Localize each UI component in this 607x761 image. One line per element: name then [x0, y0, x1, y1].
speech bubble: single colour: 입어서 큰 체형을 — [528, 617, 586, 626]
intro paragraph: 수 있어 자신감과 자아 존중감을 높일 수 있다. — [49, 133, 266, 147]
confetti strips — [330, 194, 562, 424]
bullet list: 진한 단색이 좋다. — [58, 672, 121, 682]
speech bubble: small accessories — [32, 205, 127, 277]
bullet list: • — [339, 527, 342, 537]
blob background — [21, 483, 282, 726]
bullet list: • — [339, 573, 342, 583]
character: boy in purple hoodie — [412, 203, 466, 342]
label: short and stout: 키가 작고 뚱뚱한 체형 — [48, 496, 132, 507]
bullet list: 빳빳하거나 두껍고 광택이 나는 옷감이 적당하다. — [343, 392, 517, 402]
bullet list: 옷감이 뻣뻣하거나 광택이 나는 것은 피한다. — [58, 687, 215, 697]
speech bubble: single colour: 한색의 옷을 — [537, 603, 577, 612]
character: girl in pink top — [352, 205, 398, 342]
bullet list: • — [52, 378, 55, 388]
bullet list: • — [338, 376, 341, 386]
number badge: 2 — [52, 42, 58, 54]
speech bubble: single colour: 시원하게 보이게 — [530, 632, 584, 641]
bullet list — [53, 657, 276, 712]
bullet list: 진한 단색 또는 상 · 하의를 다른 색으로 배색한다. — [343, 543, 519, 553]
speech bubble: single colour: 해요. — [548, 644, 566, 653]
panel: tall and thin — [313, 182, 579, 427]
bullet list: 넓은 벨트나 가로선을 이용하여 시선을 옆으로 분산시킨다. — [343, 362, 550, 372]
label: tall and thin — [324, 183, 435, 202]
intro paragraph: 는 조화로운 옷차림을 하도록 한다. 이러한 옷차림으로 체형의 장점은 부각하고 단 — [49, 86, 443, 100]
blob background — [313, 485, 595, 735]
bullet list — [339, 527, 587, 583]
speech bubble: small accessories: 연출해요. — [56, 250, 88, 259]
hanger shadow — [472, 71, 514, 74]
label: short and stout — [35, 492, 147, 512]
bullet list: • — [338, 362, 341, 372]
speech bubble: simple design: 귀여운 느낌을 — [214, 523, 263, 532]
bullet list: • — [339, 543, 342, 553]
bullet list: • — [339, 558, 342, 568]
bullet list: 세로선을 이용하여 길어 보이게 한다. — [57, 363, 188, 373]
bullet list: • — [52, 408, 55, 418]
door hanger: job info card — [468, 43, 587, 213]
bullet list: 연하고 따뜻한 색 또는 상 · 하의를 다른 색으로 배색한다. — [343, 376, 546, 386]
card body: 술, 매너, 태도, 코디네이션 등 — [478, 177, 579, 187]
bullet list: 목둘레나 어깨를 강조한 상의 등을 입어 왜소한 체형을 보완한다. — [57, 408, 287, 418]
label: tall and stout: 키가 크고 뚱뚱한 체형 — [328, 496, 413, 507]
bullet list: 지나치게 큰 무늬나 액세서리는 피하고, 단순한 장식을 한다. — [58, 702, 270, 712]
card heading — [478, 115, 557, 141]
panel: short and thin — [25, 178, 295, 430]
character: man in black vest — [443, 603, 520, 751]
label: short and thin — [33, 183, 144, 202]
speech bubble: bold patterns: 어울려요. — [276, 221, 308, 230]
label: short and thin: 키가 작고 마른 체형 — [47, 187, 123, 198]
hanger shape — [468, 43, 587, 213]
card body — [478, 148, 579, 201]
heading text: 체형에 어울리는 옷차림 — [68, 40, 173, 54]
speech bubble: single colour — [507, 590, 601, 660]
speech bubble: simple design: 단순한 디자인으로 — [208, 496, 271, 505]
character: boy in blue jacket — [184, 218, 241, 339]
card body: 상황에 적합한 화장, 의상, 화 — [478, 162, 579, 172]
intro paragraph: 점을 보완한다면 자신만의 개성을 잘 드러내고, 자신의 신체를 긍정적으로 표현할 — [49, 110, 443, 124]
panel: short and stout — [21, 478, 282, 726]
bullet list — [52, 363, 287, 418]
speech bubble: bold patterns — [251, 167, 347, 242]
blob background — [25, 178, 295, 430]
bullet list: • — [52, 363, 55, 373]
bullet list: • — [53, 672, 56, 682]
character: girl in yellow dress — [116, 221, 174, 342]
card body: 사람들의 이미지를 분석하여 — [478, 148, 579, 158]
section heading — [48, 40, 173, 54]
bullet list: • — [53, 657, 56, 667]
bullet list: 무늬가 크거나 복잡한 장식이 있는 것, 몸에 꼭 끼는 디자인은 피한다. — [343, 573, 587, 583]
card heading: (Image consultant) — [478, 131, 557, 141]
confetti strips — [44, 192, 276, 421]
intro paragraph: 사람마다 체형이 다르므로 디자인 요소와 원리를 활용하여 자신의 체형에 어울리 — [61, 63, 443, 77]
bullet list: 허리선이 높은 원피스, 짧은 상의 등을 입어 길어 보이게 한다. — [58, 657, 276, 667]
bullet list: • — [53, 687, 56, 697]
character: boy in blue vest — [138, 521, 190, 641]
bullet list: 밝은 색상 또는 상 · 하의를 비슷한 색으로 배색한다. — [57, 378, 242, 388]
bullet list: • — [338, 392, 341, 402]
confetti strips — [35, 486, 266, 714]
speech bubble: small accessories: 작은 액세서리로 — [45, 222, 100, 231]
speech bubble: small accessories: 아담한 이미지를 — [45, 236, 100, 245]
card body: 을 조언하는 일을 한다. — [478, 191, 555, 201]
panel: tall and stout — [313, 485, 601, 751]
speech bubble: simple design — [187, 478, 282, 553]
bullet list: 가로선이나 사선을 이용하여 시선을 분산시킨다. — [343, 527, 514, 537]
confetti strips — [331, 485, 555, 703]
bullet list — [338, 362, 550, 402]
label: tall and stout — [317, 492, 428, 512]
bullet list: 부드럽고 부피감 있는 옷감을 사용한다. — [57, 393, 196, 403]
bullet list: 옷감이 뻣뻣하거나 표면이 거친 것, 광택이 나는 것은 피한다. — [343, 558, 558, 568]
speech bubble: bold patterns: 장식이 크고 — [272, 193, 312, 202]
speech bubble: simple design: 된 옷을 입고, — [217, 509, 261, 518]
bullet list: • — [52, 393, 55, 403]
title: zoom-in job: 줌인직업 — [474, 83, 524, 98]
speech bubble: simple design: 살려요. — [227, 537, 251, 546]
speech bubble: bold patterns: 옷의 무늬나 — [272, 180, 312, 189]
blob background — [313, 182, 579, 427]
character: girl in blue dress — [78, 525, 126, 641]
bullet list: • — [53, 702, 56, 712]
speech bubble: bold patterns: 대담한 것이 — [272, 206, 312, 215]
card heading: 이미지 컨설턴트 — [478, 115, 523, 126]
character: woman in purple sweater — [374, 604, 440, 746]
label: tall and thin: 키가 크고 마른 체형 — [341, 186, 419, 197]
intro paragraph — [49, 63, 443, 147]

+++

> [Exercise directions]:
Present every line above as a Markdown table with two columns, Row and Line, skipping any blank lines.

> [Full output]:
| Row | Line |
|---|---|
| 1 | Localize each UI component in this 607x761 image. One line per element: name then [x0, y0, x1, y1]. |
| 2 | speech bubble: single colour: 입어서 큰 체형을 — [528, 617, 586, 626] |
| 3 | intro paragraph: 수 있어 자신감과 자아 존중감을 높일 수 있다. — [49, 133, 266, 147] |
| 4 | confetti strips — [330, 194, 562, 424] |
| 5 | bullet list: 진한 단색이 좋다. — [58, 672, 121, 682] |
| 6 | speech bubble: small accessories — [32, 205, 127, 277] |
| 7 | bullet list: • — [339, 527, 342, 537] |
| 8 | blob background — [21, 483, 282, 726] |
| 9 | bullet list: • — [339, 573, 342, 583] |
| 10 | character: boy in purple hoodie — [412, 203, 466, 342] |
| 11 | label: short and stout: 키가 작고 뚱뚱한 체형 — [48, 496, 132, 507] |
| 12 | bullet list: 빳빳하거나 두껍고 광택이 나는 옷감이 적당하다. — [343, 392, 517, 402] |
| 13 | bullet list: 옷감이 뻣뻣하거나 광택이 나는 것은 피한다. — [58, 687, 215, 697] |
| 14 | speech bubble: single colour: 한색의 옷을 — [537, 603, 577, 612] |
| 15 | character: girl in pink top — [352, 205, 398, 342] |
| 16 | bullet list: • — [52, 378, 55, 388] |
| 17 | bullet list: • — [338, 376, 341, 386] |
| 18 | number badge: 2 — [52, 42, 58, 54] |
| 19 | speech bubble: single colour: 시원하게 보이게 — [530, 632, 584, 641] |
| 20 | bullet list — [53, 657, 276, 712] |
| 21 | bullet list: 진한 단색 또는 상 · 하의를 다른 색으로 배색한다. — [343, 543, 519, 553] |
| 22 | speech bubble: single colour: 해요. — [548, 644, 566, 653] |
| 23 | panel: tall and thin — [313, 182, 579, 427] |
| 24 | bullet list: 넓은 벨트나 가로선을 이용하여 시선을 옆으로 분산시킨다. — [343, 362, 550, 372] |
| 25 | label: tall and thin — [324, 183, 435, 202] |
| 26 | intro paragraph: 는 조화로운 옷차림을 하도록 한다. 이러한 옷차림으로 체형의 장점은 부각하고 단 — [49, 86, 443, 100] |
| 27 | blob background — [313, 485, 595, 735] |
| 28 | bullet list — [339, 527, 587, 583] |
| 29 | speech bubble: small accessories: 연출해요. — [56, 250, 88, 259] |
| 30 | hanger shadow — [472, 71, 514, 74] |
| 31 | label: short and stout — [35, 492, 147, 512] |
| 32 | bullet list: • — [338, 362, 341, 372] |
| 33 | speech bubble: simple design: 귀여운 느낌을 — [214, 523, 263, 532] |
| 34 | bullet list: • — [339, 543, 342, 553] |
| 35 | bullet list: • — [339, 558, 342, 568] |
| 36 | bullet list: 세로선을 이용하여 길어 보이게 한다. — [57, 363, 188, 373] |
| 37 | bullet list: • — [52, 408, 55, 418] |
| 38 | door hanger: job info card — [468, 43, 587, 213] |
| 39 | bullet list: 연하고 따뜻한 색 또는 상 · 하의를 다른 색으로 배색한다. — [343, 376, 546, 386] |
| 40 | card body: 술, 매너, 태도, 코디네이션 등 — [478, 177, 579, 187] |
| 41 | bullet list: 목둘레나 어깨를 강조한 상의 등을 입어 왜소한 체형을 보완한다. — [57, 408, 287, 418] |
| 42 | label: tall and stout: 키가 크고 뚱뚱한 체형 — [328, 496, 413, 507] |
| 43 | bullet list: 지나치게 큰 무늬나 액세서리는 피하고, 단순한 장식을 한다. — [58, 702, 270, 712] |
| 44 | card heading — [478, 115, 557, 141] |
| 45 | panel: short and thin — [25, 178, 295, 430] |
| 46 | character: man in black vest — [443, 603, 520, 751] |
| 47 | label: short and thin — [33, 183, 144, 202] |
| 48 | speech bubble: bold patterns: 어울려요. — [276, 221, 308, 230] |
| 49 | label: short and thin: 키가 작고 마른 체형 — [47, 187, 123, 198] |
| 50 | hanger shape — [468, 43, 587, 213] |
| 51 | card body — [478, 148, 579, 201] |
| 52 | heading text: 체형에 어울리는 옷차림 — [68, 40, 173, 54] |
| 53 | speech bubble: single colour — [507, 590, 601, 660] |
| 54 | speech bubble: simple design: 단순한 디자인으로 — [208, 496, 271, 505] |
| 55 | character: boy in blue jacket — [184, 218, 241, 339] |
| 56 | card body: 상황에 적합한 화장, 의상, 화 — [478, 162, 579, 172] |
| 57 | intro paragraph: 점을 보완한다면 자신만의 개성을 잘 드러내고, 자신의 신체를 긍정적으로 표현할 — [49, 110, 443, 124] |
| 58 | panel: short and stout — [21, 478, 282, 726] |
| 59 | bullet list — [52, 363, 287, 418] |
| 60 | speech bubble: bold patterns — [251, 167, 347, 242] |
| 61 | blob background — [25, 178, 295, 430] |
| 62 | bullet list: • — [52, 363, 55, 373] |
| 63 | bullet list: • — [53, 672, 56, 682] |
| 64 | character: girl in yellow dress — [116, 221, 174, 342] |
| 65 | card body: 사람들의 이미지를 분석하여 — [478, 148, 579, 158] |
| 66 | section heading — [48, 40, 173, 54] |
| 67 | bullet list: • — [53, 657, 56, 667] |
| 68 | bullet list: 무늬가 크거나 복잡한 장식이 있는 것, 몸에 꼭 끼는 디자인은 피한다. — [343, 573, 587, 583] |
| 69 | card heading: (Image consultant) — [478, 131, 557, 141] |
| 70 | confetti strips — [44, 192, 276, 421] |
| 71 | intro paragraph: 사람마다 체형이 다르므로 디자인 요소와 원리를 활용하여 자신의 체형에 어울리 — [61, 63, 443, 77] |
| 72 | bullet list: 허리선이 높은 원피스, 짧은 상의 등을 입어 길어 보이게 한다. — [58, 657, 276, 667] |
| 73 | bullet list: • — [53, 687, 56, 697] |
| 74 | character: boy in blue vest — [138, 521, 190, 641] |
| 75 | bullet list: 밝은 색상 또는 상 · 하의를 비슷한 색으로 배색한다. — [57, 378, 242, 388] |
| 76 | bullet list: • — [338, 392, 341, 402] |
| 77 | confetti strips — [35, 486, 266, 714] |
| 78 | speech bubble: small accessories: 작은 액세서리로 — [45, 222, 100, 231] |
| 79 | speech bubble: small accessories: 아담한 이미지를 — [45, 236, 100, 245] |
| 80 | card body: 을 조언하는 일을 한다. — [478, 191, 555, 201] |
| 81 | panel: tall and stout — [313, 485, 601, 751] |
| 82 | speech bubble: simple design — [187, 478, 282, 553] |
| 83 | bullet list: 가로선이나 사선을 이용하여 시선을 분산시킨다. — [343, 527, 514, 537] |
| 84 | confetti strips — [331, 485, 555, 703] |
| 85 | bullet list — [338, 362, 550, 402] |
| 86 | label: tall and stout — [317, 492, 428, 512] |
| 87 | bullet list: 부드럽고 부피감 있는 옷감을 사용한다. — [57, 393, 196, 403] |
| 88 | bullet list: 옷감이 뻣뻣하거나 표면이 거친 것, 광택이 나는 것은 피한다. — [343, 558, 558, 568] |
| 89 | speech bubble: bold patterns: 장식이 크고 — [272, 193, 312, 202] |
| 90 | speech bubble: simple design: 된 옷을 입고, — [217, 509, 261, 518] |
| 91 | bullet list: • — [52, 393, 55, 403] |
| 92 | title: zoom-in job: 줌인직업 — [474, 83, 524, 98] |
| 93 | speech bubble: simple design: 살려요. — [227, 537, 251, 546] |
| 94 | speech bubble: bold patterns: 옷의 무늬나 — [272, 180, 312, 189] |
| 95 | blob background — [313, 182, 579, 427] |
| 96 | character: girl in blue dress — [78, 525, 126, 641] |
| 97 | bullet list: • — [53, 702, 56, 712] |
| 98 | speech bubble: bold patterns: 대담한 것이 — [272, 206, 312, 215] |
| 99 | card heading: 이미지 컨설턴트 — [478, 115, 523, 126] |
| 100 | character: woman in purple sweater — [374, 604, 440, 746] |
| 101 | label: tall and thin: 키가 크고 마른 체형 — [341, 186, 419, 197] |
| 102 | intro paragraph — [49, 63, 443, 147] |